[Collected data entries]
········
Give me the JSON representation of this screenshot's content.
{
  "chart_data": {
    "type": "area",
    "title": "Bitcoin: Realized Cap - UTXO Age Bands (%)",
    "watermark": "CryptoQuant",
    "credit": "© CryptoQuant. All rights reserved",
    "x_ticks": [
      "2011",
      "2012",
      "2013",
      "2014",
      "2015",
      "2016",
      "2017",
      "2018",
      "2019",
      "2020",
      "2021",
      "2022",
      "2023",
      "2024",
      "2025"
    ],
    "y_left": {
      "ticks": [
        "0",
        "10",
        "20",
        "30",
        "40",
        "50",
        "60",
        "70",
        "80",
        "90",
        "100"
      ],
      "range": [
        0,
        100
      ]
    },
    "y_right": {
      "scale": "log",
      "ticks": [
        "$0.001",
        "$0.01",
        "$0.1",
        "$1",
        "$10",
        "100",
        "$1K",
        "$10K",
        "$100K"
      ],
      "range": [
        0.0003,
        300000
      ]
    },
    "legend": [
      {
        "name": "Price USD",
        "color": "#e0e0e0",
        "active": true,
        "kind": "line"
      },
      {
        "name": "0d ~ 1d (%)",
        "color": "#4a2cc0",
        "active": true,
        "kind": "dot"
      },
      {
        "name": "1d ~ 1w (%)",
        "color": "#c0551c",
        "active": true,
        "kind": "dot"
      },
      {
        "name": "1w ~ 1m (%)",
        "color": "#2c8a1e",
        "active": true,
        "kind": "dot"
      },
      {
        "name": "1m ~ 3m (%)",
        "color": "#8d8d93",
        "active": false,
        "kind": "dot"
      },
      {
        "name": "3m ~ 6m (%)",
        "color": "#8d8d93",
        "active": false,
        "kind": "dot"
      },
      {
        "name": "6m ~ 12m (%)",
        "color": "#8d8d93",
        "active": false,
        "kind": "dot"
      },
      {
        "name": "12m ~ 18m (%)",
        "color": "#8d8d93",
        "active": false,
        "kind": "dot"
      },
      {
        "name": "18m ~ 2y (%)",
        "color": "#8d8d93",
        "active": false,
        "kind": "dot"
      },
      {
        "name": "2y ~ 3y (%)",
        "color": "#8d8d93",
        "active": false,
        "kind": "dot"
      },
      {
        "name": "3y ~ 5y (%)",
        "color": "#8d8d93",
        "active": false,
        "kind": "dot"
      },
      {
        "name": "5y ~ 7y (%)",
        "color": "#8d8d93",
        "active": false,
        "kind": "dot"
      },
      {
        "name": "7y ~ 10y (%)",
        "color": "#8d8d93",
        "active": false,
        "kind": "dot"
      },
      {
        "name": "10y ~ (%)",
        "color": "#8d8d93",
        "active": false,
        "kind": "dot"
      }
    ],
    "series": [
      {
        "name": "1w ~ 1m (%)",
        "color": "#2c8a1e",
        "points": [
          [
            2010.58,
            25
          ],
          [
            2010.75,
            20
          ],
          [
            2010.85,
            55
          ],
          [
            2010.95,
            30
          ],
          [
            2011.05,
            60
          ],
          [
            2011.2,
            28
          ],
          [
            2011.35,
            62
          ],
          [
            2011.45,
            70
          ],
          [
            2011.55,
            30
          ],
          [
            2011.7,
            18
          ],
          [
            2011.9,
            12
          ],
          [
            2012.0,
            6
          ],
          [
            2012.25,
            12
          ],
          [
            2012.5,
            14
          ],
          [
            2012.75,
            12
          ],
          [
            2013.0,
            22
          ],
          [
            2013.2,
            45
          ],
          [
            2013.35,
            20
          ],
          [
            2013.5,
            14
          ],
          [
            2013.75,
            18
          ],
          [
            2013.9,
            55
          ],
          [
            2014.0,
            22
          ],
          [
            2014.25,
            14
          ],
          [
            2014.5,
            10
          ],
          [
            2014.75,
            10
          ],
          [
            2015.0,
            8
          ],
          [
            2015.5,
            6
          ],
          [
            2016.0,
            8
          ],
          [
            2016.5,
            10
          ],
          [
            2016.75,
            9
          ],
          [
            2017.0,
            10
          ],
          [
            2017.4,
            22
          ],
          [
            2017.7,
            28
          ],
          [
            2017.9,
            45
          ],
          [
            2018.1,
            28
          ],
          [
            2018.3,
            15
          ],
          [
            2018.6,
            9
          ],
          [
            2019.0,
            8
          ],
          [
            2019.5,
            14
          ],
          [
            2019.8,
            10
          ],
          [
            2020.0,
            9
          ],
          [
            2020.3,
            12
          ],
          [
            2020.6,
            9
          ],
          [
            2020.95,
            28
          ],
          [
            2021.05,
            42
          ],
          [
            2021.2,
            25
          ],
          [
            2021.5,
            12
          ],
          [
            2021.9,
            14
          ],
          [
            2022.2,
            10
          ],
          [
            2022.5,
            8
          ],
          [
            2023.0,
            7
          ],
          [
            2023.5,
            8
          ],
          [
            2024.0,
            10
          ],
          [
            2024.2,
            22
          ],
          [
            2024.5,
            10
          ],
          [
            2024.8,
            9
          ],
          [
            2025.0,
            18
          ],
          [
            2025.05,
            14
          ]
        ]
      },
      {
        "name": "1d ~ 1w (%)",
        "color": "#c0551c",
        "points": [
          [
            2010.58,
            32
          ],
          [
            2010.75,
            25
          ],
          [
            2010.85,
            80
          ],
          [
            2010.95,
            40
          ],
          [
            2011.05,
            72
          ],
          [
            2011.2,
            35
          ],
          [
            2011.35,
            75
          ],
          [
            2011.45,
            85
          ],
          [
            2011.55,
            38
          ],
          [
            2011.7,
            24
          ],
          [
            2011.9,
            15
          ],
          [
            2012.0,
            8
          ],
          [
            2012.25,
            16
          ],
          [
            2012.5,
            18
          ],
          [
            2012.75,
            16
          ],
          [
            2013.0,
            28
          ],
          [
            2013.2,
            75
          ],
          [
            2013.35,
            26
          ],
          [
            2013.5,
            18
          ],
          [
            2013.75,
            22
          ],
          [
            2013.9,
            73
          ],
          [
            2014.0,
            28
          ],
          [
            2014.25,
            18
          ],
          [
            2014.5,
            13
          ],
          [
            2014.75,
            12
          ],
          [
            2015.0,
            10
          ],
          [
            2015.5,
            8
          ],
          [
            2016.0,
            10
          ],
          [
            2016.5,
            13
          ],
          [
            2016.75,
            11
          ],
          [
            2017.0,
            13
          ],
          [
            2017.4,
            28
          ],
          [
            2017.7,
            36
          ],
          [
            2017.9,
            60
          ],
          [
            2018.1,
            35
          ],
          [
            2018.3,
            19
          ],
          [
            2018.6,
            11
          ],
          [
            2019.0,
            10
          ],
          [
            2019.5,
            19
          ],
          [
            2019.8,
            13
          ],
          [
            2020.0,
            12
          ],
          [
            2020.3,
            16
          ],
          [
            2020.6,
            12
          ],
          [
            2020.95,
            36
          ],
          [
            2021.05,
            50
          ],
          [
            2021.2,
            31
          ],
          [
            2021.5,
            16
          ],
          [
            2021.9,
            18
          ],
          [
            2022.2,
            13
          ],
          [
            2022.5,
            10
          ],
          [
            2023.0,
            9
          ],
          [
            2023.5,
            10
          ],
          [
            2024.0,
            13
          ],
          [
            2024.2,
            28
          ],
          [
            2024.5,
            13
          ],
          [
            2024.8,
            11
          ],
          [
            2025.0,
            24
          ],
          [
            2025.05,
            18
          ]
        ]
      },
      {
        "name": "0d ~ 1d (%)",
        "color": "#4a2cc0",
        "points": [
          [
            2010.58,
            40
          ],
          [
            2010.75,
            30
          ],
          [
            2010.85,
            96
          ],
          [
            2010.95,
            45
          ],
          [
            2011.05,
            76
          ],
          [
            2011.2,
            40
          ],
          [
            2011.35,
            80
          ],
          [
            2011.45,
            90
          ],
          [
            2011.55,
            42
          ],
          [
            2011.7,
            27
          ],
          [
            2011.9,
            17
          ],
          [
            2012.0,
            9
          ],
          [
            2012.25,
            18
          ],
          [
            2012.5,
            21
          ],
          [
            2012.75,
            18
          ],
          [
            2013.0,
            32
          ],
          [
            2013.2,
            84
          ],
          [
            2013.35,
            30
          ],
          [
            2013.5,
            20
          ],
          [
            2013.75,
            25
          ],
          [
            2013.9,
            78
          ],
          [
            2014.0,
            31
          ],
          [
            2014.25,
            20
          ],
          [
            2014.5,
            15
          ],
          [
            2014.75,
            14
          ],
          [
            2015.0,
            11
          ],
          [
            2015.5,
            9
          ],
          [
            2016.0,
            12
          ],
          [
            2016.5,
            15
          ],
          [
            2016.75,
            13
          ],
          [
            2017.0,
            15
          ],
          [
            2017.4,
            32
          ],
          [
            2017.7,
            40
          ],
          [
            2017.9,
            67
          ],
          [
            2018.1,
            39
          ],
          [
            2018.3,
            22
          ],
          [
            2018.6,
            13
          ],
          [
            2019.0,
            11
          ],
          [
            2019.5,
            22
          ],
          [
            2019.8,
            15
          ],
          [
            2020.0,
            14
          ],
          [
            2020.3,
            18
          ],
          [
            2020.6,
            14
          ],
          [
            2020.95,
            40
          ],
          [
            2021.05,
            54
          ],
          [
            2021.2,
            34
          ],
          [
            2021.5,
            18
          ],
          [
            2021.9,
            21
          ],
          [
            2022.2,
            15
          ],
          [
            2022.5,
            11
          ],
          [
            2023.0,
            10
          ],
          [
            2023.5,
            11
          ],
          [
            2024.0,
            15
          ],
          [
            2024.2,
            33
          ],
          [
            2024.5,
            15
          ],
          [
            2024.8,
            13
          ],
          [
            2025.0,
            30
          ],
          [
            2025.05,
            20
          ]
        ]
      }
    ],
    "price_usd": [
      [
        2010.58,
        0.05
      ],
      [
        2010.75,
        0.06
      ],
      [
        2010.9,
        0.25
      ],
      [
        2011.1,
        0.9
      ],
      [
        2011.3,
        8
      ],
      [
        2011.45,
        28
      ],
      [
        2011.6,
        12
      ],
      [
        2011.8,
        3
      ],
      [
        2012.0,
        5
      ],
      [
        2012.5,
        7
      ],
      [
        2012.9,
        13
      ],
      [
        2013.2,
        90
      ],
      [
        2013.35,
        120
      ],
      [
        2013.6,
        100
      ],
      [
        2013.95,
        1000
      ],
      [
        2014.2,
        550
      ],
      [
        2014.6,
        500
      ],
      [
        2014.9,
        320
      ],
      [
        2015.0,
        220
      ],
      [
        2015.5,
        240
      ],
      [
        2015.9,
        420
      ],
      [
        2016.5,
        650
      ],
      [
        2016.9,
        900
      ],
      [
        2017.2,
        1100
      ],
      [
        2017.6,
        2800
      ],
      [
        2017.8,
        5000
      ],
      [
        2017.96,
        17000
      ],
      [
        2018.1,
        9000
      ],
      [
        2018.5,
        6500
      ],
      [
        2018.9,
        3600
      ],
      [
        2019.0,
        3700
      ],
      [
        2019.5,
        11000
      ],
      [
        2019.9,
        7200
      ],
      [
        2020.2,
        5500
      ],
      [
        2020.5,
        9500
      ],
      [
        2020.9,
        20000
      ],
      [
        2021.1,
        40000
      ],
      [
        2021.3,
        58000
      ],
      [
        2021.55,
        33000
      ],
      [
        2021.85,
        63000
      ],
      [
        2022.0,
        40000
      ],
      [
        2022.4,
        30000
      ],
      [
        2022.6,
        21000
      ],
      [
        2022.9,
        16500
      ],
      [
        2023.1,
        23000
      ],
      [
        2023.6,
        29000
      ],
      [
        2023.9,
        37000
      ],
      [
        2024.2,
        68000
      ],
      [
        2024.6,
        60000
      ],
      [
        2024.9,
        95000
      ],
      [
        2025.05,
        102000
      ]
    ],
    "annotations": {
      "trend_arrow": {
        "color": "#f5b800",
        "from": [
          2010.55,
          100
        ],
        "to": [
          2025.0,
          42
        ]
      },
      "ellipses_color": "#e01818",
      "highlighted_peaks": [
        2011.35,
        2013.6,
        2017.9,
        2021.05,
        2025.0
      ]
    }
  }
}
········
*Task description*
Work out how many lines above contain the word "CryptoQuant". Give only the number.

*Answer to the exercise*
2